REQUIRED TASK A: In the forum post, how many guys does the writer say shared the showers during military service?

I also am of heterosexual persuasion but in military service I has to sleep in a man-pile during our winter training on a flatbed to keep warm. It gets really freaking cold and last thing in your mind in that smelly situation of farts and grunts is sex. And if something gets "gay" it is the shared showers with 20 immature guys. It taught me to ignore facepalm reaction, just to get things done.

But same time some of my best friends are homosexual men with whom I hang out and even sometimes allow them to talk me into going clubbing. There's just something more honest and less pretentious about a guy who doesn't try to mask his affection to you in fear of appearing gay. They actually dare to act themselves around me instead of pulling off macho complex and discussing man-topics. We can actually talk about literature, classical music, art and other issues not pertaining guns and cars.

This freedom allows me to also express my affection to them as my friends and converse about issues that are not stereotype male interest like what sort of facial cream or aftershave is good for my skintype. Or how to best color coordinate my clothes and make yellow shirt match with a black suit (The trick is golden buttons and a collar pin plus big copper or bronze belt buckle Also using either dark blue or gray tie if you wear a tie. Tie pin also must then be golden or have golden details like bars or embroidery)

I like yellow, blue and red / gray mixes. But that's enough about fashion.

On the topic: Sometimes I do feel minor attraction to my gay buddy because we've shared so much but i don't know if that is just bromance. I do know that the level of familiarity is a factor.


----------



## Trainwreck

Sanskrit said:


> I also am of heterosexual persuasion but in military service I has to sleep in a man-pile during our winter training on a flatbed to keep warm. It gets really freaking cold and last thing in your mind in that smelly situation of farts and grunts is sex. *And if something gets "gay" it is the shared showers with 20 immature guys. It taught me to ignore facepalm reaction, just to get things done.

DATA ROWS:
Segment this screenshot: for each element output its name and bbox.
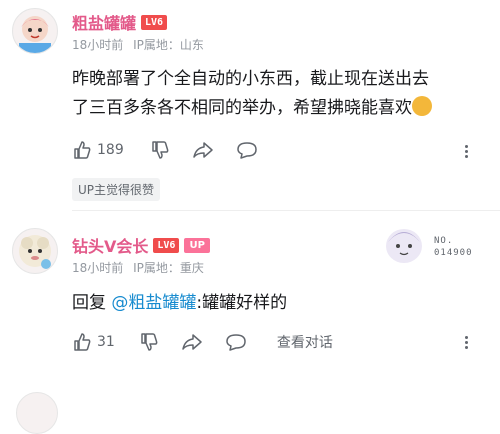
reply-button[interactable] — [236, 140, 258, 160]
badge-character-icon — [386, 229, 422, 263]
dislike-button[interactable] — [139, 332, 159, 352]
thumbs-up-icon — [74, 141, 91, 159]
view-conversation-link[interactable]: 查看对话 — [277, 332, 333, 352]
mention-link[interactable]: @粗盐罐罐 — [111, 293, 196, 313]
action-bar: 189 — [72, 140, 258, 160]
more-icon[interactable] — [465, 334, 469, 351]
reply-button[interactable] — [225, 332, 247, 352]
like-button[interactable]: 189 — [72, 140, 124, 160]
avatar[interactable] — [12, 228, 58, 274]
comment-icon — [236, 142, 257, 159]
fan-badge[interactable]: NO. 014900 — [376, 218, 486, 268]
comment-content: 回复 @粗盐罐罐:罐罐好样的 — [72, 289, 287, 318]
like-count: 189 — [97, 142, 124, 158]
level-badge: LV6 — [141, 14, 168, 30]
comment-content: 昨晚部署了个全自动的小东西，截止现在送出去 了三百多条各不相同的举办，希望拂晓能… — [72, 65, 492, 123]
user-header: 钻头V会长 LV6 UP — [72, 233, 210, 257]
avatar[interactable] — [12, 8, 58, 54]
comment-text: 了三百多条各不相同的举办，希望拂晓能喜欢 — [72, 98, 412, 118]
up-badge: UP — [184, 237, 210, 253]
timestamp: 18小时前 — [72, 261, 124, 275]
share-button[interactable] — [181, 332, 203, 352]
reply-prefix: 回复 — [72, 293, 106, 313]
comment-meta: 18小时前 IP属地：重庆 — [72, 259, 204, 276]
level-badge: LV6 — [153, 237, 180, 253]
comment-meta: 18小时前 IP属地：山东 — [72, 36, 204, 53]
share-icon — [182, 334, 202, 350]
user-header: 粗盐罐罐 LV6 — [72, 10, 168, 34]
timestamp: 18小时前 — [72, 38, 124, 52]
emoji-icon — [412, 96, 432, 116]
badge-number: 014900 — [434, 248, 473, 258]
ip-location: IP属地：山东 — [133, 38, 204, 52]
comment-text-line-2: 了三百多条各不相同的举办，希望拂晓能喜欢 — [72, 94, 492, 123]
username[interactable]: 粗盐罐罐 — [72, 10, 136, 34]
up-liked-tag: UP主觉得很赞 — [72, 178, 161, 201]
avatar[interactable] — [16, 392, 58, 434]
reply-text: :罐罐好样的 — [196, 293, 288, 313]
divider — [72, 210, 500, 211]
comment-text-line: 昨晚部署了个全自动的小东西，截止现在送出去 — [72, 69, 429, 89]
dislike-button[interactable] — [150, 140, 170, 160]
more-icon[interactable] — [465, 143, 469, 160]
ip-location: IP属地：重庆 — [133, 261, 204, 275]
thumbs-up-icon — [74, 333, 91, 351]
avatar-illustration-icon — [19, 16, 51, 53]
comment-icon — [226, 334, 246, 351]
thumbs-down-icon — [151, 141, 169, 159]
like-button[interactable]: 31 — [72, 332, 115, 352]
share-button[interactable] — [192, 140, 214, 160]
share-icon — [192, 142, 213, 158]
like-count: 31 — [97, 334, 115, 350]
thumbs-down-icon — [141, 333, 158, 351]
avatar-illustration-icon — [19, 235, 51, 269]
badge-label: NO. — [434, 236, 454, 246]
username[interactable]: 钻头V会长 — [72, 233, 148, 257]
action-bar: 31 查看对话 — [72, 332, 333, 352]
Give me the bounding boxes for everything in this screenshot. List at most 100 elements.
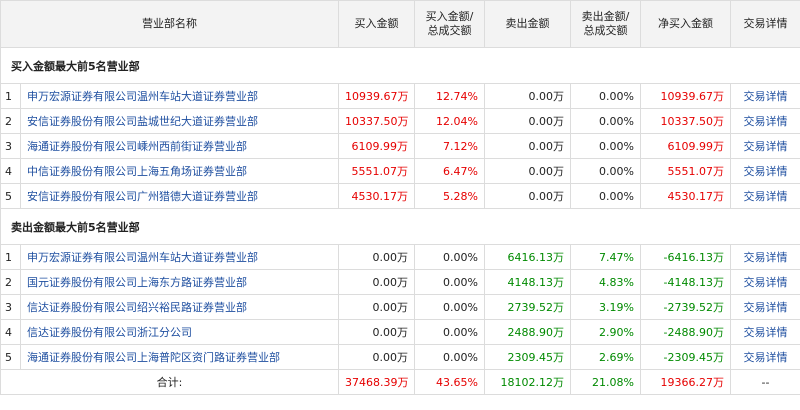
detail-link[interactable]: 交易详情 bbox=[744, 115, 788, 128]
sell-ratio: 0.00% bbox=[570, 158, 641, 184]
sell-ratio: 4.83% bbox=[570, 269, 641, 295]
buy-amount: 0.00万 bbox=[338, 319, 415, 345]
header-detail: 交易详情 bbox=[730, 0, 800, 48]
buy-ratio: 7.12% bbox=[414, 133, 485, 159]
detail-cell: 交易详情 bbox=[730, 319, 800, 345]
desk-name-link[interactable]: 安信证券股份有限公司盐城世纪大道证券营业部 bbox=[27, 115, 258, 128]
row-index: 4 bbox=[0, 319, 21, 345]
buy-ratio: 0.00% bbox=[414, 269, 485, 295]
table-header-row: 营业部名称 买入金额 买入金额/总成交额 卖出金额 卖出金额/总成交额 净买入金… bbox=[0, 0, 800, 48]
row-index: 2 bbox=[0, 108, 21, 134]
desk-name-link[interactable]: 申万宏源证券有限公司温州车站大道证券营业部 bbox=[27, 90, 258, 103]
buy-amount: 5551.07万 bbox=[338, 158, 415, 184]
desk-name-cell: 中信证券股份有限公司上海五角场证券营业部 bbox=[20, 158, 339, 184]
row-index: 4 bbox=[0, 158, 21, 184]
desk-name-link[interactable]: 国元证券股份有限公司上海东方路证券营业部 bbox=[27, 276, 247, 289]
sell-section-row: 卖出金额最大前5名营业部 bbox=[0, 208, 800, 245]
sell-amount: 0.00万 bbox=[484, 83, 571, 109]
detail-cell: 交易详情 bbox=[730, 183, 800, 209]
buy-amount: 0.00万 bbox=[338, 294, 415, 320]
buy-amount: 6109.99万 bbox=[338, 133, 415, 159]
header-sell: 卖出金额 bbox=[484, 0, 571, 48]
sell-amount: 6416.13万 bbox=[484, 244, 571, 270]
sell-ratio: 3.19% bbox=[570, 294, 641, 320]
total-label: 合计: bbox=[0, 369, 339, 395]
detail-cell: 交易详情 bbox=[730, 158, 800, 184]
row-index: 3 bbox=[0, 133, 21, 159]
desk-name-cell: 申万宏源证券有限公司温州车站大道证券营业部 bbox=[20, 244, 339, 270]
detail-link[interactable]: 交易详情 bbox=[744, 251, 788, 264]
header-name: 营业部名称 bbox=[0, 0, 339, 48]
sell-amount: 0.00万 bbox=[484, 183, 571, 209]
desk-name-link[interactable]: 海通证券股份有限公司嵊州西前街证券营业部 bbox=[27, 140, 247, 153]
detail-cell: 交易详情 bbox=[730, 133, 800, 159]
desk-name-link[interactable]: 信达证券股份有限公司浙江分公司 bbox=[27, 326, 192, 339]
table-row: 1 申万宏源证券有限公司温州车站大道证券营业部 0.00万 0.00% 6416.13万… bbox=[0, 244, 800, 270]
header-buy: 买入金额 bbox=[338, 0, 415, 48]
desk-name-cell: 安信证券股份有限公司盐城世纪大道证券营业部 bbox=[20, 108, 339, 134]
buy-ratio: 12.04% bbox=[414, 108, 485, 134]
detail-link[interactable]: 交易详情 bbox=[744, 351, 788, 364]
desk-name-cell: 信达证券股份有限公司绍兴裕民路证券营业部 bbox=[20, 294, 339, 320]
detail-link[interactable]: 交易详情 bbox=[744, 90, 788, 103]
detail-link[interactable]: 交易详情 bbox=[744, 326, 788, 339]
total-row: 合计: 37468.39万 43.65% 18102.12万 21.08% 19… bbox=[0, 369, 800, 395]
desk-name-link[interactable]: 信达证券股份有限公司绍兴裕民路证券营业部 bbox=[27, 301, 247, 314]
buy-ratio: 12.74% bbox=[414, 83, 485, 109]
table-row: 3 海通证券股份有限公司嵊州西前街证券营业部 6109.99万 7.12% 0.00万 0… bbox=[0, 133, 800, 159]
buy-ratio: 0.00% bbox=[414, 294, 485, 320]
buy-ratio: 6.47% bbox=[414, 158, 485, 184]
buy-ratio: 0.00% bbox=[414, 319, 485, 345]
sell-ratio: 2.69% bbox=[570, 344, 641, 370]
buy-ratio: 0.00% bbox=[414, 244, 485, 270]
desk-name-link[interactable]: 安信证券股份有限公司广州猎德大道证券营业部 bbox=[27, 190, 258, 203]
table-row: 3 信达证券股份有限公司绍兴裕民路证券营业部 0.00万 0.00% 2739.52万 3… bbox=[0, 294, 800, 320]
desk-name-link[interactable]: 海通证券股份有限公司上海普陀区资门路证券营业部 bbox=[27, 351, 280, 364]
sell-ratio: 7.47% bbox=[570, 244, 641, 270]
row-index: 5 bbox=[0, 344, 21, 370]
desk-name-cell: 国元证券股份有限公司上海东方路证券营业部 bbox=[20, 269, 339, 295]
table-row: 2 安信证券股份有限公司盐城世纪大道证券营业部 10337.50万 12.04% 0.0… bbox=[0, 108, 800, 134]
detail-link[interactable]: 交易详情 bbox=[744, 276, 788, 289]
total-buy-ratio: 43.65% bbox=[414, 369, 485, 395]
detail-cell: 交易详情 bbox=[730, 344, 800, 370]
desk-name-cell: 海通证券股份有限公司上海普陀区资门路证券营业部 bbox=[20, 344, 339, 370]
buy-amount: 0.00万 bbox=[338, 244, 415, 270]
header-buy-ratio-line2: 总成交额 bbox=[427, 24, 472, 37]
detail-link[interactable]: 交易详情 bbox=[744, 140, 788, 153]
buy-section-row: 买入金额最大前5名营业部 bbox=[0, 47, 800, 84]
table-row: 4 中信证券股份有限公司上海五角场证券营业部 5551.07万 6.47% 0.00万 0… bbox=[0, 158, 800, 184]
detail-cell: 交易详情 bbox=[730, 108, 800, 134]
total-sell-ratio: 21.08% bbox=[570, 369, 641, 395]
net-amount: 5551.07万 bbox=[640, 158, 731, 184]
net-amount: 6109.99万 bbox=[640, 133, 731, 159]
buy-amount: 0.00万 bbox=[338, 269, 415, 295]
detail-cell: 交易详情 bbox=[730, 83, 800, 109]
sell-amount: 2309.45万 bbox=[484, 344, 571, 370]
header-buy-ratio: 买入金额/总成交额 bbox=[414, 0, 485, 48]
detail-link[interactable]: 交易详情 bbox=[744, 190, 788, 203]
desk-name-link[interactable]: 中信证券股份有限公司上海五角场证券营业部 bbox=[27, 165, 247, 178]
trading-desk-table: 营业部名称 买入金额 买入金额/总成交额 卖出金额 卖出金额/总成交额 净买入金… bbox=[0, 0, 800, 395]
sell-rows: 1 申万宏源证券有限公司温州车站大道证券营业部 0.00万 0.00% 6416.13万… bbox=[0, 244, 800, 370]
net-amount: 4530.17万 bbox=[640, 183, 731, 209]
desk-name-cell: 安信证券股份有限公司广州猎德大道证券营业部 bbox=[20, 183, 339, 209]
buy-ratio: 5.28% bbox=[414, 183, 485, 209]
buy-ratio: 0.00% bbox=[414, 344, 485, 370]
detail-link[interactable]: 交易详情 bbox=[744, 165, 788, 178]
header-net: 净买入金额 bbox=[640, 0, 731, 48]
total-sell: 18102.12万 bbox=[484, 369, 571, 395]
buy-rows: 1 申万宏源证券有限公司温州车站大道证券营业部 10939.67万 12.74% 0.0… bbox=[0, 83, 800, 209]
sell-amount: 4148.13万 bbox=[484, 269, 571, 295]
sell-section-title: 卖出金额最大前5名营业部 bbox=[0, 208, 800, 245]
buy-amount: 4530.17万 bbox=[338, 183, 415, 209]
detail-link[interactable]: 交易详情 bbox=[744, 301, 788, 314]
desk-name-link[interactable]: 申万宏源证券有限公司温州车站大道证券营业部 bbox=[27, 251, 258, 264]
net-amount: 10337.50万 bbox=[640, 108, 731, 134]
header-sell-ratio-line1: 卖出金额/ bbox=[581, 10, 630, 23]
net-amount: 10939.67万 bbox=[640, 83, 731, 109]
sell-ratio: 0.00% bbox=[570, 183, 641, 209]
buy-amount: 10939.67万 bbox=[338, 83, 415, 109]
row-index: 1 bbox=[0, 83, 21, 109]
total-detail: -- bbox=[730, 369, 800, 395]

REQUIRED TASK B: Rewrite the records as a numbered list, from the line containing "reply-button[interactable] — [236, 140, 258, 160]" through the line containing "avatar[interactable] — [12, 8, 58, 54]". Leave out blank lines.

WORKED ANSWER A: 20

WORKED ANSWER B:
1. reply-button[interactable] — [236, 140, 258, 160]
2. badge-character-icon — [386, 229, 422, 263]
3. dislike-button[interactable] — [139, 332, 159, 352]
4. thumbs-up-icon — [74, 141, 91, 159]
5. view-conversation-link[interactable]: 查看对话 — [277, 332, 333, 352]
6. mention-link[interactable]: @粗盐罐罐 — [111, 293, 196, 313]
7. action-bar: 189 — [72, 140, 258, 160]
8. more-icon[interactable] — [465, 334, 469, 351]
9. reply-button[interactable] — [225, 332, 247, 352]
10. like-button[interactable]: 189 — [72, 140, 124, 160]
11. avatar[interactable] — [12, 228, 58, 274]
12. comment-icon — [236, 142, 257, 159]
13. fan-badge[interactable]: NO. 014900 — [376, 218, 486, 268]
14. comment-content: 回复 @粗盐罐罐:罐罐好样的 — [72, 289, 287, 318]
15. like-count: 189 — [97, 142, 124, 158]
16. level-badge: LV6 — [141, 14, 168, 30]
17. comment-content: 昨晚部署了个全自动的小东西，截止现在送出去 了三百多条各不相同的举办，希望拂晓能… — [72, 65, 492, 123]
18. user-header: 钻头V会长 LV6 UP — [72, 233, 210, 257]
19. avatar[interactable] — [12, 8, 58, 54]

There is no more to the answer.